▸ **GOAL**:
Output each of the entries below verbatim, keeping every line intact and in its original order.

▸ **SUPPLIED ENTRIES**:
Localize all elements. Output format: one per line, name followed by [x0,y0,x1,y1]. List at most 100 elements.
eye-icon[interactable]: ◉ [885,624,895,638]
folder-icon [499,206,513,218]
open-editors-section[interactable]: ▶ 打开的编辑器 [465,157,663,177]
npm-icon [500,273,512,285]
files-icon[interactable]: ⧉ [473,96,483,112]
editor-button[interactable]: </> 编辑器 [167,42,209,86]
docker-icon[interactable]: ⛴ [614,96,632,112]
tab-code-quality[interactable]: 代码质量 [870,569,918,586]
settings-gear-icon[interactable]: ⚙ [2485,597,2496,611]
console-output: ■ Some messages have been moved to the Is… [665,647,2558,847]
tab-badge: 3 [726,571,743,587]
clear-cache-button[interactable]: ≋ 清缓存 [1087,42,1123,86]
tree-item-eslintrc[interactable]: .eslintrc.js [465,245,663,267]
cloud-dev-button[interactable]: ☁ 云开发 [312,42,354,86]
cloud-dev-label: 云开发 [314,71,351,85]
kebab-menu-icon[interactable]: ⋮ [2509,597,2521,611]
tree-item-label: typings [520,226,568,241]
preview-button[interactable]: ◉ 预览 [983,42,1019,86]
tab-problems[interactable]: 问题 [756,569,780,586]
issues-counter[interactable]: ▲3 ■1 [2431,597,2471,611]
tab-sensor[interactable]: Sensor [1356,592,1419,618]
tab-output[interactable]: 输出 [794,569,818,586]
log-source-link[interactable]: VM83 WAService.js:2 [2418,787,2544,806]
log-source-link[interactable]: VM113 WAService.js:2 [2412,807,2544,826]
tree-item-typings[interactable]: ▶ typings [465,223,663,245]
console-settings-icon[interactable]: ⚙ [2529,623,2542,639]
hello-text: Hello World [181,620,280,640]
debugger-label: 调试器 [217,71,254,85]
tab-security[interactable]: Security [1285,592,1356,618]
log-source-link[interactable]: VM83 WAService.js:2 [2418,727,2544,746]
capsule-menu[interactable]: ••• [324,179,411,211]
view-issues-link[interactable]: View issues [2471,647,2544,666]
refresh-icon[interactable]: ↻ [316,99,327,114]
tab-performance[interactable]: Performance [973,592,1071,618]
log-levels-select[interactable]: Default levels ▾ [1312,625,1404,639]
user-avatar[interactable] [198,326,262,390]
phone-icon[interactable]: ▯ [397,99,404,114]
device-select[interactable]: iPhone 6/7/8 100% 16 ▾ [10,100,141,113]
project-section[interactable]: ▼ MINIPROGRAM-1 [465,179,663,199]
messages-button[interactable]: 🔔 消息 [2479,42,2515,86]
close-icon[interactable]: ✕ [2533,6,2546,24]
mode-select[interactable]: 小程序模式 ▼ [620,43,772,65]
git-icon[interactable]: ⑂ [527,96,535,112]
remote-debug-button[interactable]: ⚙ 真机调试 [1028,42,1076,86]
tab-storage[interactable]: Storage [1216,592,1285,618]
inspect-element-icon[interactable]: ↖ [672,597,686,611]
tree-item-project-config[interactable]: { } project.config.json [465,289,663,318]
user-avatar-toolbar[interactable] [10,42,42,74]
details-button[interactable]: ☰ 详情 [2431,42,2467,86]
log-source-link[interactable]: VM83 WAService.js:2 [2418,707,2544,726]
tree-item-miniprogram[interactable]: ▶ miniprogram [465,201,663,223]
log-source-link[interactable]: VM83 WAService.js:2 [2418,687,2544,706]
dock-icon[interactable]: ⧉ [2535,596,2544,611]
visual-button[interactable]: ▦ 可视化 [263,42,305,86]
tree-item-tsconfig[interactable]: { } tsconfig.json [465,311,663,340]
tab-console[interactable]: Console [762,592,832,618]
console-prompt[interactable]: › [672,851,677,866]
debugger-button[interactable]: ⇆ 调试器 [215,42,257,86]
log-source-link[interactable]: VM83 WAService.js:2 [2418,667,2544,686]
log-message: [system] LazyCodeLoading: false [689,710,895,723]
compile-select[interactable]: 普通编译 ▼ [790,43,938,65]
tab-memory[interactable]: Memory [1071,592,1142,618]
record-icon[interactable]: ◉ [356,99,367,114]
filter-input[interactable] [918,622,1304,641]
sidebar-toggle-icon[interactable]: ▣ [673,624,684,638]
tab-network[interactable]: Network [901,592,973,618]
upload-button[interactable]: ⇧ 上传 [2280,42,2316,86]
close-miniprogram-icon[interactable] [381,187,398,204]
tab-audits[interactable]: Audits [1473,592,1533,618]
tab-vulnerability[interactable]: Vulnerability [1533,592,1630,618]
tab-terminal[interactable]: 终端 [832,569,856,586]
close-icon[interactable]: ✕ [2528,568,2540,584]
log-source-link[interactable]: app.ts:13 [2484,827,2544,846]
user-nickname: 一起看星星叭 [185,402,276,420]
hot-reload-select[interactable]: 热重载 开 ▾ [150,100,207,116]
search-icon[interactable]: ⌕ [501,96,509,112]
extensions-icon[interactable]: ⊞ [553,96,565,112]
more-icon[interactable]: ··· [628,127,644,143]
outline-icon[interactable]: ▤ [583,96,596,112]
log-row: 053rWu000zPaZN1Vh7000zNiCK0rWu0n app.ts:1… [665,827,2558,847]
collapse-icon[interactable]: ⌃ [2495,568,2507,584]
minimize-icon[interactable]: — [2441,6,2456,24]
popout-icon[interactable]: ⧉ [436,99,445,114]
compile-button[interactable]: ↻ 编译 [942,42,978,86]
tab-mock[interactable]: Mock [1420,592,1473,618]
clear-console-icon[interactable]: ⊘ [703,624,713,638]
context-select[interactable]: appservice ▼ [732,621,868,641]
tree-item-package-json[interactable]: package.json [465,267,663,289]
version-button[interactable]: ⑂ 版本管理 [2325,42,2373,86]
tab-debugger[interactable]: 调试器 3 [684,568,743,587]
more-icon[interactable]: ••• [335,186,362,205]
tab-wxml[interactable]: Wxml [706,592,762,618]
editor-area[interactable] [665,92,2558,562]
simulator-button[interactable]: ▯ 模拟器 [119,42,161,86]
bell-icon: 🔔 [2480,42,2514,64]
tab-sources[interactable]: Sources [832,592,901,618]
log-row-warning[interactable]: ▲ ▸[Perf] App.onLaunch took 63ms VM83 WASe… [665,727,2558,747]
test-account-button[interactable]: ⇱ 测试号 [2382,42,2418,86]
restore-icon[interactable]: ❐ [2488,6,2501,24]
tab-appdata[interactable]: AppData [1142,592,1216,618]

▸ **COMPLETE OUTPUT**:
Localize all elements. Output format: one per line, name followed by [x0,y0,x1,y1]. List at most 100 elements.
eye-icon[interactable]: ◉ [885,624,895,638]
folder-icon [499,206,513,218]
open-editors-section[interactable]: ▶ 打开的编辑器 [465,157,663,177]
npm-icon [500,273,512,285]
files-icon[interactable]: ⧉ [473,96,483,112]
editor-button[interactable]: </> 编辑器 [167,42,209,86]
docker-icon[interactable]: ⛴ [614,96,632,112]
tab-code-quality[interactable]: 代码质量 [870,569,918,586]
settings-gear-icon[interactable]: ⚙ [2485,597,2496,611]
console-output: ■ Some messages have been moved to the Is… [665,647,2558,847]
tab-badge: 3 [726,571,743,587]
clear-cache-button[interactable]: ≋ 清缓存 [1087,42,1123,86]
tree-item-eslintrc[interactable]: .eslintrc.js [465,245,663,267]
cloud-dev-button[interactable]: ☁ 云开发 [312,42,354,86]
cloud-dev-label: 云开发 [314,71,351,85]
kebab-menu-icon[interactable]: ⋮ [2509,597,2521,611]
tree-item-label: typings [520,226,568,241]
preview-button[interactable]: ◉ 预览 [983,42,1019,86]
tab-problems[interactable]: 问题 [756,569,780,586]
issues-counter[interactable]: ▲3 ■1 [2431,597,2471,611]
tab-sensor[interactable]: Sensor [1356,592,1419,618]
tab-output[interactable]: 输出 [794,569,818,586]
log-source-link[interactable]: VM83 WAService.js:2 [2418,787,2544,806]
log-source-link[interactable]: VM113 WAService.js:2 [2412,807,2544,826]
tree-item-typings[interactable]: ▶ typings [465,223,663,245]
console-settings-icon[interactable]: ⚙ [2529,623,2542,639]
hello-text: Hello World [181,620,280,640]
debugger-label: 调试器 [217,71,254,85]
tab-security[interactable]: Security [1285,592,1356,618]
log-source-link[interactable]: VM83 WAService.js:2 [2418,727,2544,746]
capsule-menu[interactable]: ••• [324,179,411,211]
view-issues-link[interactable]: View issues [2471,647,2544,666]
refresh-icon[interactable]: ↻ [316,99,327,114]
tab-performance[interactable]: Performance [973,592,1071,618]
log-levels-select[interactable]: Default levels ▾ [1312,625,1404,639]
user-avatar[interactable] [198,326,262,390]
phone-icon[interactable]: ▯ [397,99,404,114]
device-select[interactable]: iPhone 6/7/8 100% 16 ▾ [10,100,141,113]
project-section[interactable]: ▼ MINIPROGRAM-1 [465,179,663,199]
messages-button[interactable]: 🔔 消息 [2479,42,2515,86]
close-icon[interactable]: ✕ [2533,6,2546,24]
mode-select[interactable]: 小程序模式 ▼ [620,43,772,65]
git-icon[interactable]: ⑂ [527,96,535,112]
remote-debug-button[interactable]: ⚙ 真机调试 [1028,42,1076,86]
tab-storage[interactable]: Storage [1216,592,1285,618]
inspect-element-icon[interactable]: ↖ [672,597,686,611]
tree-item-project-config[interactable]: { } project.config.json [465,289,663,318]
user-avatar-toolbar[interactable] [10,42,42,74]
details-button[interactable]: ☰ 详情 [2431,42,2467,86]
log-source-link[interactable]: VM83 WAService.js:2 [2418,707,2544,726]
tree-item-miniprogram[interactable]: ▶ miniprogram [465,201,663,223]
log-source-link[interactable]: VM83 WAService.js:2 [2418,687,2544,706]
dock-icon[interactable]: ⧉ [2535,596,2544,611]
visual-button[interactable]: ▦ 可视化 [263,42,305,86]
tree-item-tsconfig[interactable]: { } tsconfig.json [465,311,663,340]
tab-console[interactable]: Console [762,592,832,618]
console-prompt[interactable]: › [672,851,677,866]
debugger-button[interactable]: ⇆ 调试器 [215,42,257,86]
log-source-link[interactable]: VM83 WAService.js:2 [2418,667,2544,686]
log-message: [system] LazyCodeLoading: false [689,710,895,723]
compile-select[interactable]: 普通编译 ▼ [790,43,938,65]
tab-memory[interactable]: Memory [1071,592,1142,618]
record-icon[interactable]: ◉ [356,99,367,114]
filter-input[interactable] [918,622,1304,641]
sidebar-toggle-icon[interactable]: ▣ [673,624,684,638]
tab-network[interactable]: Network [901,592,973,618]
upload-button[interactable]: ⇧ 上传 [2280,42,2316,86]
close-miniprogram-icon[interactable] [381,187,398,204]
tab-audits[interactable]: Audits [1473,592,1533,618]
tab-vulnerability[interactable]: Vulnerability [1533,592,1630,618]
tab-terminal[interactable]: 终端 [832,569,856,586]
close-icon[interactable]: ✕ [2528,568,2540,584]
log-source-link[interactable]: app.ts:13 [2484,827,2544,846]
user-nickname: 一起看星星叭 [185,402,276,420]
hot-reload-select[interactable]: 热重载 开 ▾ [150,100,207,116]
search-icon[interactable]: ⌕ [501,96,509,112]
extensions-icon[interactable]: ⊞ [553,96,565,112]
more-icon[interactable]: ··· [628,127,644,143]
outline-icon[interactable]: ▤ [583,96,596,112]
log-row: 053rWu000zPaZN1Vh7000zNiCK0rWu0n app.ts:1… [665,827,2558,847]
collapse-icon[interactable]: ⌃ [2495,568,2507,584]
minimize-icon[interactable]: — [2441,6,2456,24]
popout-icon[interactable]: ⧉ [436,99,445,114]
compile-button[interactable]: ↻ 编译 [942,42,978,86]
tab-mock[interactable]: Mock [1420,592,1473,618]
clear-console-icon[interactable]: ⊘ [703,624,713,638]
context-select[interactable]: appservice ▼ [732,621,868,641]
tree-item-package-json[interactable]: package.json [465,267,663,289]
version-button[interactable]: ⑂ 版本管理 [2325,42,2373,86]
tab-debugger[interactable]: 调试器 3 [684,568,743,587]
more-icon[interactable]: ••• [335,186,362,205]
tab-wxml[interactable]: Wxml [706,592,762,618]
editor-area[interactable] [665,92,2558,562]
simulator-button[interactable]: ▯ 模拟器 [119,42,161,86]
bell-icon: 🔔 [2480,42,2514,64]
tab-sources[interactable]: Sources [832,592,901,618]
log-row-warning[interactable]: ▲ ▸[Perf] App.onLaunch took 63ms VM83 WASe… [665,727,2558,747]
test-account-button[interactable]: ⇱ 测试号 [2382,42,2418,86]
restore-icon[interactable]: ❐ [2488,6,2501,24]
tab-appdata[interactable]: AppData [1142,592,1216,618]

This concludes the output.